### AIM
Please state how many lines in the records contain the string "name", with no words besides the number.

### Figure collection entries
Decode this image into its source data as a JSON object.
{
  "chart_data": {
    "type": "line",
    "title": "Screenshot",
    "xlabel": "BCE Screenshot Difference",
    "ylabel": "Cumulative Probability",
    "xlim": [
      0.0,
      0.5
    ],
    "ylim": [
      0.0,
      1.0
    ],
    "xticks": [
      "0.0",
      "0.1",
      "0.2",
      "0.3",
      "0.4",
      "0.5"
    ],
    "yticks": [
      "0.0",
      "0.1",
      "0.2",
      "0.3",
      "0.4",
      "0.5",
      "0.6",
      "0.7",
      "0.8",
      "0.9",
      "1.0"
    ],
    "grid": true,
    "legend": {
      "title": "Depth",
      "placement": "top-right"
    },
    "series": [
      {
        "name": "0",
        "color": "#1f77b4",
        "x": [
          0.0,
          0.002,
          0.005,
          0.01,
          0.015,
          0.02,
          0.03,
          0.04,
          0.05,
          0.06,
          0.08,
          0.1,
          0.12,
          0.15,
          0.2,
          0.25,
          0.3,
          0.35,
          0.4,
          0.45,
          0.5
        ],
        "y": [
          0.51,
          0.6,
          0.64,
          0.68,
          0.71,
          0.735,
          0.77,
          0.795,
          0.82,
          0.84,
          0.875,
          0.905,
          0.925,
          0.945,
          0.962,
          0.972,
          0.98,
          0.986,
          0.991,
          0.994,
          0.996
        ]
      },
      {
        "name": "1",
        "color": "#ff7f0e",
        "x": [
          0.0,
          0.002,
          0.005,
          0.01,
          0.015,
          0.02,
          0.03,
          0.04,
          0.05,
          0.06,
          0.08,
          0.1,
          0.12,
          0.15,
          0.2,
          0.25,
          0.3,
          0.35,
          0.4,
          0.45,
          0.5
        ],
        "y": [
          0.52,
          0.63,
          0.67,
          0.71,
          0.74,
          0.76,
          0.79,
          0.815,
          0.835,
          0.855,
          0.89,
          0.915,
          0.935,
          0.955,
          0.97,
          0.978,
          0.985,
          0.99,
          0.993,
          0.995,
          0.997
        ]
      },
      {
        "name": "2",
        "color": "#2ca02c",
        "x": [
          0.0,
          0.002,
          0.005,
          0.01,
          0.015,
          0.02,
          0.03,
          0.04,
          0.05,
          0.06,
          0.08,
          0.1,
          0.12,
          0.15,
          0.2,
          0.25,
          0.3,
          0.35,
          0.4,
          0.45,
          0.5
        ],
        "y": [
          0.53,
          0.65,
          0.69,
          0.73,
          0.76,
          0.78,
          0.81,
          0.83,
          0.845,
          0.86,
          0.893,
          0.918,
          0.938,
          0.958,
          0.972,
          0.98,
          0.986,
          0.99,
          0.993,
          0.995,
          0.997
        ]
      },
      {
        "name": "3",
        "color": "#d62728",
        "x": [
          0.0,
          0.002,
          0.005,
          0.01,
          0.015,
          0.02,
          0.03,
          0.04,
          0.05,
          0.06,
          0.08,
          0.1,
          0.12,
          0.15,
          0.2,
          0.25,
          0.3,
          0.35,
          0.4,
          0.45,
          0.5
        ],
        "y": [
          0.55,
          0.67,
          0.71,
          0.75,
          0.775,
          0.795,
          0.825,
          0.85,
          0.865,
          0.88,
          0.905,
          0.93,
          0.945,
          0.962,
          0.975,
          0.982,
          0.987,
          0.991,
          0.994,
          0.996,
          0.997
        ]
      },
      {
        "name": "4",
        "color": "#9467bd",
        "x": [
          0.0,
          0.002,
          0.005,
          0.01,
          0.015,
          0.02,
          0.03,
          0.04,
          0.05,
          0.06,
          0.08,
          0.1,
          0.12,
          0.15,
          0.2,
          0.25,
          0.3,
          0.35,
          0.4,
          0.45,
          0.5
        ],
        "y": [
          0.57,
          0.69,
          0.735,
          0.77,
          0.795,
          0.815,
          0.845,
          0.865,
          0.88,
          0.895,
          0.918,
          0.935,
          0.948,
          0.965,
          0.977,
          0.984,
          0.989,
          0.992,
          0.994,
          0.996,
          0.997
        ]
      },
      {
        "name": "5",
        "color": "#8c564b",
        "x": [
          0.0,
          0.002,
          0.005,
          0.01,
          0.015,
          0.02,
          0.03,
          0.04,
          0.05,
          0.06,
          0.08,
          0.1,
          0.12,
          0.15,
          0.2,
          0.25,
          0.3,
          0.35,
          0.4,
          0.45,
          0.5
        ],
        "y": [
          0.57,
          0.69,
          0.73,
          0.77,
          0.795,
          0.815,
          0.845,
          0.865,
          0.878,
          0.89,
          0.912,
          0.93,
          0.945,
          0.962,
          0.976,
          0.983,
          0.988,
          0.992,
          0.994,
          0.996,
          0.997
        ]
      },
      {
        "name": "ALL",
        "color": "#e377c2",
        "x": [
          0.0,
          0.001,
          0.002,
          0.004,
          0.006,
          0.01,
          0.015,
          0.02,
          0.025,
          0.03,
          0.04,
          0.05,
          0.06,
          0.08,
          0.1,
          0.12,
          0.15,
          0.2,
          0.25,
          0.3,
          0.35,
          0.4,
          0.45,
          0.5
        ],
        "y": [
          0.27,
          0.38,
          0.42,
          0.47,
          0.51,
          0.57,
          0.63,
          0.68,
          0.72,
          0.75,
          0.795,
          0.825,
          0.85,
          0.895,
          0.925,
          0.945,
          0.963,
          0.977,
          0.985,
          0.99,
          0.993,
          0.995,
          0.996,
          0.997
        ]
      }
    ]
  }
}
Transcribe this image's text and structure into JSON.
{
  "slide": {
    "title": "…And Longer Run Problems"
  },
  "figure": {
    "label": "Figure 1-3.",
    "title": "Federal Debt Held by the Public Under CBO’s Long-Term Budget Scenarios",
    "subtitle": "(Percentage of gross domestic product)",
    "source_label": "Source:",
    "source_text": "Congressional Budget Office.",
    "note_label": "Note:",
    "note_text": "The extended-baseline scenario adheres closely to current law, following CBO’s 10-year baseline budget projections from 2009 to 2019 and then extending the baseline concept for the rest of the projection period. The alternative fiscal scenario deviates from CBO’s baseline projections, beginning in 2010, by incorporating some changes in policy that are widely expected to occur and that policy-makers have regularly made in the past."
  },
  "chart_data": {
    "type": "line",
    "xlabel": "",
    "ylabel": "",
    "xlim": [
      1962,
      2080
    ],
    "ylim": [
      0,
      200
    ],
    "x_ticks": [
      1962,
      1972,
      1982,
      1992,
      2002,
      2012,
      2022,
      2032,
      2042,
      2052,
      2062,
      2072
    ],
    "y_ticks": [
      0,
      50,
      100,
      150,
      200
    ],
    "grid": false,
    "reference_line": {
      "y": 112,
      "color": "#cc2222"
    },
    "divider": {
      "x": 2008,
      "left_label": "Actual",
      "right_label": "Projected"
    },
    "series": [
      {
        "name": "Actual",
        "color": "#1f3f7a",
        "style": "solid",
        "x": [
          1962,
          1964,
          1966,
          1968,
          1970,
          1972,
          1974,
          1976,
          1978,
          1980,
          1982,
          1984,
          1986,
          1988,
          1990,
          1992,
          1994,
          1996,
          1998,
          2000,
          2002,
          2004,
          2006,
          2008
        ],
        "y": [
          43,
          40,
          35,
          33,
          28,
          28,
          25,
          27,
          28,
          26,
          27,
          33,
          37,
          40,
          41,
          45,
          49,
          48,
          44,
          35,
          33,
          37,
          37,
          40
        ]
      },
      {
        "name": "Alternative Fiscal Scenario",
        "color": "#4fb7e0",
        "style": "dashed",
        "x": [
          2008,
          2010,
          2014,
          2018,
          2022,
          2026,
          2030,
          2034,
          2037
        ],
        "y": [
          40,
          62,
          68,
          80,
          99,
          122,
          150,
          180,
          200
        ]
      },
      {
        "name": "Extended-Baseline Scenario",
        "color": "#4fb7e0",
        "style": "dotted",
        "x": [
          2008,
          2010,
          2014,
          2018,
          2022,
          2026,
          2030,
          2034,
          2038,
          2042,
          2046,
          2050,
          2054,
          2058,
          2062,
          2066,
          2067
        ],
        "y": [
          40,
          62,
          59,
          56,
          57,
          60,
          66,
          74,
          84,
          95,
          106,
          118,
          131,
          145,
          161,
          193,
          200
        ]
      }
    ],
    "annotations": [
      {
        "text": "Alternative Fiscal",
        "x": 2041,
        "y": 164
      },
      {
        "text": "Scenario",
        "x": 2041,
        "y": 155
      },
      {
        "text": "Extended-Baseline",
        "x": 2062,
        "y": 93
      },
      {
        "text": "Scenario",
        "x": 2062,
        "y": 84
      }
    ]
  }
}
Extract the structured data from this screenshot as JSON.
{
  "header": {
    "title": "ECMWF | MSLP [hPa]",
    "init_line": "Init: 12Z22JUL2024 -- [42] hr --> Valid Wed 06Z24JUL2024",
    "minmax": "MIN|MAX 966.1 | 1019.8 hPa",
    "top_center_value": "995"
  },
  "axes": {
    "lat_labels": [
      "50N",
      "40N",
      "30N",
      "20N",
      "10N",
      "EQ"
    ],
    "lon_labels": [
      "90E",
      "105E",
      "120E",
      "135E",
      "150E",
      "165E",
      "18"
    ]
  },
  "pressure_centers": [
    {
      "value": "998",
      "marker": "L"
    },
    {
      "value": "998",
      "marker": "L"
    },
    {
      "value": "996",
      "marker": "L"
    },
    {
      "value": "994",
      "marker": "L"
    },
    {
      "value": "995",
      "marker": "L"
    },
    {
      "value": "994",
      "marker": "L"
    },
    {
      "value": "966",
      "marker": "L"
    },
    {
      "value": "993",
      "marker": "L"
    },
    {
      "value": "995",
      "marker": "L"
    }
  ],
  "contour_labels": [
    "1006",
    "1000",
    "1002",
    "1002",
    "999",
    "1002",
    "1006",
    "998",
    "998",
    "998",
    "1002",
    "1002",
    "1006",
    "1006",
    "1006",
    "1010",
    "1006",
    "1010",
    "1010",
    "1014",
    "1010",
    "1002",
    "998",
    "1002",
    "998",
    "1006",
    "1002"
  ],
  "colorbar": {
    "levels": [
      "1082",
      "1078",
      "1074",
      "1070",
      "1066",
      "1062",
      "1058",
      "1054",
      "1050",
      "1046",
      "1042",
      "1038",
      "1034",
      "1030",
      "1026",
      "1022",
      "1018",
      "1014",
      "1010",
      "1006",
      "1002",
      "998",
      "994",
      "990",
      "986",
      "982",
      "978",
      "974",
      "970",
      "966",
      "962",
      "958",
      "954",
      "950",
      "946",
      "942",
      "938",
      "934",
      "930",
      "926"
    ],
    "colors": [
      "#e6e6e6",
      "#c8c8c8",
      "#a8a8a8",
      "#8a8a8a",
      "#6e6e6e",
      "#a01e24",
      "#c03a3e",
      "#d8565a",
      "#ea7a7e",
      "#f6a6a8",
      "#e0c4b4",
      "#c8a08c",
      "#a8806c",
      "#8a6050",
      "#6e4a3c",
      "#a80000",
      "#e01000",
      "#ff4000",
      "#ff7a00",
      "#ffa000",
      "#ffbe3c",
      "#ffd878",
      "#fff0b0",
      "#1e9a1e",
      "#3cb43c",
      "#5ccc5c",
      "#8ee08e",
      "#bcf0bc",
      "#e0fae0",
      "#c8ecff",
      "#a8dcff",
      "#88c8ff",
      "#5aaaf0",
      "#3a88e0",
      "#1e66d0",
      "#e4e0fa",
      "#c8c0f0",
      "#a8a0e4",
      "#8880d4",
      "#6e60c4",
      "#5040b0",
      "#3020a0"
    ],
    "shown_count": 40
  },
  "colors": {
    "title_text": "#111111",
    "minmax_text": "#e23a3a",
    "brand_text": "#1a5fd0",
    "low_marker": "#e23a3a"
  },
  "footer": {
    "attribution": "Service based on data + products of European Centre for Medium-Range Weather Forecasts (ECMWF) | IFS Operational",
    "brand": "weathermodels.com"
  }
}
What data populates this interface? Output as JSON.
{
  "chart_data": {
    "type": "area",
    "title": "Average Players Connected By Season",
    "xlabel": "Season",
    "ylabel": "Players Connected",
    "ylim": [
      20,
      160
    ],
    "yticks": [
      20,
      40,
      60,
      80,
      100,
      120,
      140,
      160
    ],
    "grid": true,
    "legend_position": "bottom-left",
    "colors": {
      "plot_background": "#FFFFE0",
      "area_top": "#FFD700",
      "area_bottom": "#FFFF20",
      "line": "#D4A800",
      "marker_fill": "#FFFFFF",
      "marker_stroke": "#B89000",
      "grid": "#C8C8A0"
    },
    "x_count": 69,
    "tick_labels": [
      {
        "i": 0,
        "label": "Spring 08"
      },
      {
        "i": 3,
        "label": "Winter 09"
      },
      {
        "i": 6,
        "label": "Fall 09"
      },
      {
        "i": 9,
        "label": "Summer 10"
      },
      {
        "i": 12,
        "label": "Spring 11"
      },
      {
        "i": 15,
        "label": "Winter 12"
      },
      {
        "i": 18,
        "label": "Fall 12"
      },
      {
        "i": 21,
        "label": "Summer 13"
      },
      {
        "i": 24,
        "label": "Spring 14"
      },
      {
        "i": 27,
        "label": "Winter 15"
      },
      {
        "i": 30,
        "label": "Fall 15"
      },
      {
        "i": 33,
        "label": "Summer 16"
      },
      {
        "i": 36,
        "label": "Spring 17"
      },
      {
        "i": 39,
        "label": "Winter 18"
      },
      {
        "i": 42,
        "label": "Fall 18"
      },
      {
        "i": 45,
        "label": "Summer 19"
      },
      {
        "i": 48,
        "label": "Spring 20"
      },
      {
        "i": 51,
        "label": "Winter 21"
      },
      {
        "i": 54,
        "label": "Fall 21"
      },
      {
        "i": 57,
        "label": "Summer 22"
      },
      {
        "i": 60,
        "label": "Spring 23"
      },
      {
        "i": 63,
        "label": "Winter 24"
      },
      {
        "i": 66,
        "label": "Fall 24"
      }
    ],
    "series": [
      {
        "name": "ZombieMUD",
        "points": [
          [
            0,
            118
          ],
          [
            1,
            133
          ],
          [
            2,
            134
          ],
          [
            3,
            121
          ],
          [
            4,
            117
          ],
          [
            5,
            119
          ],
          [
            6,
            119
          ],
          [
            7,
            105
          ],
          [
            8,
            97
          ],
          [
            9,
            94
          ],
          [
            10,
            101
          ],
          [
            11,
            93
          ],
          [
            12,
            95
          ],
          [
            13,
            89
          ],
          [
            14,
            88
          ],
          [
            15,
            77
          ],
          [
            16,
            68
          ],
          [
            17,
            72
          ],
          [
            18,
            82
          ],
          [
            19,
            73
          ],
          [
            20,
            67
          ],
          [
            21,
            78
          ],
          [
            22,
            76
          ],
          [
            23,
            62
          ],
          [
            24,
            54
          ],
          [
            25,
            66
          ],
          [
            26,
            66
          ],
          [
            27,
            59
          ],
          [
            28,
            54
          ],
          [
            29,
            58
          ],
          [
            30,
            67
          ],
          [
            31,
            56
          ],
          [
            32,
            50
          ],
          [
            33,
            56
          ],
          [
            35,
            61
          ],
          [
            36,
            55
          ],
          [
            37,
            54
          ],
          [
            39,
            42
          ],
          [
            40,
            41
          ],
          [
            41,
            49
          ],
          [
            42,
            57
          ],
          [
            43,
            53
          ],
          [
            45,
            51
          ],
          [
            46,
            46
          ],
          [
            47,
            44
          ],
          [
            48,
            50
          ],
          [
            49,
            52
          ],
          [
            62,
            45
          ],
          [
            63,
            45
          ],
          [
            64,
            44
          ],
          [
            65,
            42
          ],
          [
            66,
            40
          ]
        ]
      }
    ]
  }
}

### RESULT FOR THIS EXERCISE
11